PASSAGE TO READ:

━━━━━━━━━━

Yes, sure. I can take that one. So the acreage is owned or was owned until we did the transaction. It was owned 100% at that stage by a company called ADZ Energy, which is a Brisbane-based company. And so we've done the transaction with them now. So now it's 80%, 80% ADZ and 20% us. And look, I mean there are reasons for doing the transaction. They are the same typical reasons that most companies would have. Going into the drilling phase, it's always a good opportunity to share the capital requirements and the risks and opportunities with other partners, which is typically why you see almost everything in the oil and gas game done as joint ventures. So that's certainly one driver. And again, these typical reasons, but funding will be another driver. And I think as well, you look for partners that are like-minded in terms of sort of technical expertise, technical capability, size of the organization and nimbleness and willing to get things -- willingness to get things done. So I think all of those would have been factors in the transaction and why both sides were keen to get the transaction done.

Damian Galvin

Executives
#20

Yes. I guess the final front, there was a question here. Just could you provide an update on the joint venture dynamics in the Otway and Cooper Basins following the ADZ acquisition?

Ross Evans

Executives
#21

Yes. Sure. Look, I touched on it briefly there. So the joint venture dynamics are really good. ADZ is -- as I said, they're like-minded nimble company. They have a lot of expertise in their organization in the Cooper and Otway Basins, and I'm quite familiar with a lot of the individuals in ADZ from being in the industry over many decades. So the relationship with the joint venture is really good, and we're moving forward to get the drilling done as quickly as we possibly can. .

Leon Devaney

Executives
#22

And I'd probably just add that is a private company. It's not a listed company.

Damian Galvin

Executives
#23

So there's a few more detailed questions here on enterprise and also let's maybe dig into those. Question here, is enterprise in pressure communication with Enterprise North? Or is there a thought seal?

Ross Evans

Executives
#24

Yes. So what we see in the structural interpretation at the moment is that enterprise is a separate accumulation and it's lower structurally than Enterprise North. So we see that the likely spill path is from Enterprise up to Enterprise North. However, it's important to note that on that interpretation at the moment, that there would be separate accumulations and so that whatever the pressure or degree of depletion is within Enterprise, that would be happening separately. And then Enterprise North would still be at its original undepleted pressure. Now obviously, the actual pressure in the reservoir will be established when we drill into it and do the testing when we first get success in that well.

━━━━━━━━━━

DIRECTIVE: Repeat word for word everything in the transcript above, from "And I'd probably" down to "a thought seal?".

━━━━━━━━━━

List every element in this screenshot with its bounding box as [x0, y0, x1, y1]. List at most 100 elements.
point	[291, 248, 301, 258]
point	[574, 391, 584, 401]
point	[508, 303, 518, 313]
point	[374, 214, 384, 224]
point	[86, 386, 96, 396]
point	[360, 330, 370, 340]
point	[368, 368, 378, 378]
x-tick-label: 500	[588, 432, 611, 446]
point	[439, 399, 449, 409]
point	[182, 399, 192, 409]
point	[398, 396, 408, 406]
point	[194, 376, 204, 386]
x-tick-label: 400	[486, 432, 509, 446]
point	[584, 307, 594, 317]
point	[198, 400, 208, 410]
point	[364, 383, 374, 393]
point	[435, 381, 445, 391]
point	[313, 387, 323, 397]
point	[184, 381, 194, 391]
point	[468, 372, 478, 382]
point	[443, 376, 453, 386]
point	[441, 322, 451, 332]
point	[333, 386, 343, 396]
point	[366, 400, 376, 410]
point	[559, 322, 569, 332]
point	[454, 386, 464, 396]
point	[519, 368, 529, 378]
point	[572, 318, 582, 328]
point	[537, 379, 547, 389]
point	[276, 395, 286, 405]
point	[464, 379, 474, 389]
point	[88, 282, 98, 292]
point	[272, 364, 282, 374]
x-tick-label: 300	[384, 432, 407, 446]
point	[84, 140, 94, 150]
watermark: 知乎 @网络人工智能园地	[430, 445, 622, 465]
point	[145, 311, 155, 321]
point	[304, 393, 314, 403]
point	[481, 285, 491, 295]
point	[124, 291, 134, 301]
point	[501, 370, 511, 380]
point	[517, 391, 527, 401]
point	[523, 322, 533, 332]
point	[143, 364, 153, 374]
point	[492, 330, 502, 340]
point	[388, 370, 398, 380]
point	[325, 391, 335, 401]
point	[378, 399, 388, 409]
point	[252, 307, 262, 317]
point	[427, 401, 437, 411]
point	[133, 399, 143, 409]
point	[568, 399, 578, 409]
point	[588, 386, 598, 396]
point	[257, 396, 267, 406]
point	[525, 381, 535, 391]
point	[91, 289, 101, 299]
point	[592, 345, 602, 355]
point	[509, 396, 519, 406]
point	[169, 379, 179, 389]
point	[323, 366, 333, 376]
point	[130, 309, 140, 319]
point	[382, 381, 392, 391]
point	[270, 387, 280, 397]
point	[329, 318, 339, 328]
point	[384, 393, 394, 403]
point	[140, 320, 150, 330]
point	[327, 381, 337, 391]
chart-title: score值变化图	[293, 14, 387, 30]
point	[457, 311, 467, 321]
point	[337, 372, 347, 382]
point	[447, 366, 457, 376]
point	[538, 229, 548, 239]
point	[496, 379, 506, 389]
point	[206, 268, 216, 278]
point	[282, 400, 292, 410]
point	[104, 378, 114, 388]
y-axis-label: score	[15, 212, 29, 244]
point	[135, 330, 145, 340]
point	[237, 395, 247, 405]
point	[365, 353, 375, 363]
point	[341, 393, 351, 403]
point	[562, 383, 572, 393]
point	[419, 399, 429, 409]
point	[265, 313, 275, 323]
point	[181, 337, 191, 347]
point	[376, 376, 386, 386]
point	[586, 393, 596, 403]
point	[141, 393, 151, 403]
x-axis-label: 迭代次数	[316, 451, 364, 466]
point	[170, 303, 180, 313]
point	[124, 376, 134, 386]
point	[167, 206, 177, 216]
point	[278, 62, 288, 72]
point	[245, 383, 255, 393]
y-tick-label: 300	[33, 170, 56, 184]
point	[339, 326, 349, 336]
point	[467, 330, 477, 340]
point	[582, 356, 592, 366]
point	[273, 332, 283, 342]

━━━━━━━━━━

TASK ANSWER:
And I'd probably just add that is a private company. It's not a listed company.

Damian Galvin

Executives
#23

So there's a few more detailed questions here on enterprise and also let's maybe dig into those. Question here, is enterprise in pressure communication with Enterprise North? Or is there a thought seal?